TASK TO COMPLETE »
Scan the records for the word "forse". Copy each line that includes it.

##### INFORMATION SHOWN #####

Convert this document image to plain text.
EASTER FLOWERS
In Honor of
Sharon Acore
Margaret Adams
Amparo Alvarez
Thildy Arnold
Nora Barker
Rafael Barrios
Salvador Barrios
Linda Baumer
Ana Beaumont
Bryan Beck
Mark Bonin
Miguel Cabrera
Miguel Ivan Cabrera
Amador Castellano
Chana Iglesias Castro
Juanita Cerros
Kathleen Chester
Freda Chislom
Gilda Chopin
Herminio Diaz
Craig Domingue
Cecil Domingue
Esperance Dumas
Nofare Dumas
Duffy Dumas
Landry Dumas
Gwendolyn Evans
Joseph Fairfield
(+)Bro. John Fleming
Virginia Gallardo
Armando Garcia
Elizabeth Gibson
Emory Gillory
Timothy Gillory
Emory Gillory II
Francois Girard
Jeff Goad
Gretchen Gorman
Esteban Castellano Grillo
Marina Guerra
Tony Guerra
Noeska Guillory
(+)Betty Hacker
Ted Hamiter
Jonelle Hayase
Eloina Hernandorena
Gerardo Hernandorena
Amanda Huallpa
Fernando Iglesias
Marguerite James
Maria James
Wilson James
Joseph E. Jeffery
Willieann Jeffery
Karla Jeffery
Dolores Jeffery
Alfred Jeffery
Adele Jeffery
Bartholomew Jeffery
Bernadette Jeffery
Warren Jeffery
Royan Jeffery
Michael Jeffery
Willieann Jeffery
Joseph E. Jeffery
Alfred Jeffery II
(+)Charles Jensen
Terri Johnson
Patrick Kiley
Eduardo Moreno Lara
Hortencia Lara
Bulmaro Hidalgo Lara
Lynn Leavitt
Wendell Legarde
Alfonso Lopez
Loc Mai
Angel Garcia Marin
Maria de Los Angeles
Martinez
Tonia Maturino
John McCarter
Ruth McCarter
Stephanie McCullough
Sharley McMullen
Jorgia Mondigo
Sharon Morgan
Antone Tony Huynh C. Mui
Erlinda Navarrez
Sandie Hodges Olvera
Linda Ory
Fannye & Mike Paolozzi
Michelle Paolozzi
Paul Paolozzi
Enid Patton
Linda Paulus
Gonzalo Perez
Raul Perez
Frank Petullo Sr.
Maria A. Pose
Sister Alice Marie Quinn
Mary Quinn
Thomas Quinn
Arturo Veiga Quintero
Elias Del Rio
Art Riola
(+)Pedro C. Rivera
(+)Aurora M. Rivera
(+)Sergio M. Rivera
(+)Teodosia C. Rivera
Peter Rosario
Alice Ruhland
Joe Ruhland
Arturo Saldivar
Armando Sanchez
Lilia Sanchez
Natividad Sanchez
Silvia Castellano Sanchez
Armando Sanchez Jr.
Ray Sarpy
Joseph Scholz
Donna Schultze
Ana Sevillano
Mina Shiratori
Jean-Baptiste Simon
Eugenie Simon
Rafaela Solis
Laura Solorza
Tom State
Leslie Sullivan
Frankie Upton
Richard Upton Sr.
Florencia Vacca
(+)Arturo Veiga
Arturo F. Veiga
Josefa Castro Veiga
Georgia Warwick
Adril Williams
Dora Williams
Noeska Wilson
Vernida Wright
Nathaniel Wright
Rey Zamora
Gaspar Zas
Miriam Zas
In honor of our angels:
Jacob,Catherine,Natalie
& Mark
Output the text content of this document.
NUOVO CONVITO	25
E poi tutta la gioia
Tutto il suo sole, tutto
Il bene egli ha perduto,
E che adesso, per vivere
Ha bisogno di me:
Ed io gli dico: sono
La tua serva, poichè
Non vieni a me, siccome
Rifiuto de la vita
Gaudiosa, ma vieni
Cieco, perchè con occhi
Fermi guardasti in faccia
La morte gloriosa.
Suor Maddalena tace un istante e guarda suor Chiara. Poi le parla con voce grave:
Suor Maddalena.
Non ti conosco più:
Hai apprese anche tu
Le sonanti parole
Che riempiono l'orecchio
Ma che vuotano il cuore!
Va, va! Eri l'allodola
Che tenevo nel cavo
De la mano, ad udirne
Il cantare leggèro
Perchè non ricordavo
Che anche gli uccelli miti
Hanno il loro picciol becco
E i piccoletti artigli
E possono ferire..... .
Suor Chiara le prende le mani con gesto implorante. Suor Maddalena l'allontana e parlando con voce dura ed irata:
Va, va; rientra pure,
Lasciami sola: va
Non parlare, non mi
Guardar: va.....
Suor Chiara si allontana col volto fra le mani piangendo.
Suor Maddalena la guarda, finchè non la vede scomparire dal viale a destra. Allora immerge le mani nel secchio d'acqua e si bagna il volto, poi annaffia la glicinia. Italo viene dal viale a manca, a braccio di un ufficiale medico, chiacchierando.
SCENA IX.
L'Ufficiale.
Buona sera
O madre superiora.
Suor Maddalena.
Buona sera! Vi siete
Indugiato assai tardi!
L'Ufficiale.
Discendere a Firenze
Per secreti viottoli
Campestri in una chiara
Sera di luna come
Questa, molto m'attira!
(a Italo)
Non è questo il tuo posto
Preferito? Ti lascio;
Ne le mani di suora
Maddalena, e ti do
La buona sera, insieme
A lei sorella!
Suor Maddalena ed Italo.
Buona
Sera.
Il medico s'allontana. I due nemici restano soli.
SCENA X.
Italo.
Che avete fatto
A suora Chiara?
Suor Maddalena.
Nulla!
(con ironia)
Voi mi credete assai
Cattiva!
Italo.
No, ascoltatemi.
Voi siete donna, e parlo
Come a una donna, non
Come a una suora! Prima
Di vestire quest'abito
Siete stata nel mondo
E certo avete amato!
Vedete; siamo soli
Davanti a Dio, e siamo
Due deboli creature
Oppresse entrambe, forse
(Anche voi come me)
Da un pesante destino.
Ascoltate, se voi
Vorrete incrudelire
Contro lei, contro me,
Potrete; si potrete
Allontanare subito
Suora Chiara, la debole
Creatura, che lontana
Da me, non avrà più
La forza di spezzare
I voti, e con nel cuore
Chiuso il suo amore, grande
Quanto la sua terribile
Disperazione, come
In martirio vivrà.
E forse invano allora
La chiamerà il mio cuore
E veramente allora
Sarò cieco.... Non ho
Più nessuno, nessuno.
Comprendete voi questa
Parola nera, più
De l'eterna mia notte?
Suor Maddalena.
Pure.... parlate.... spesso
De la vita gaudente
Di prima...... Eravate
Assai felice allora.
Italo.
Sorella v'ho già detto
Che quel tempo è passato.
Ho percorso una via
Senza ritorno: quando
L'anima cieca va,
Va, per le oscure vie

#####

THE RESPONSE »
Oppresse entrambe, forse
E forse invano allora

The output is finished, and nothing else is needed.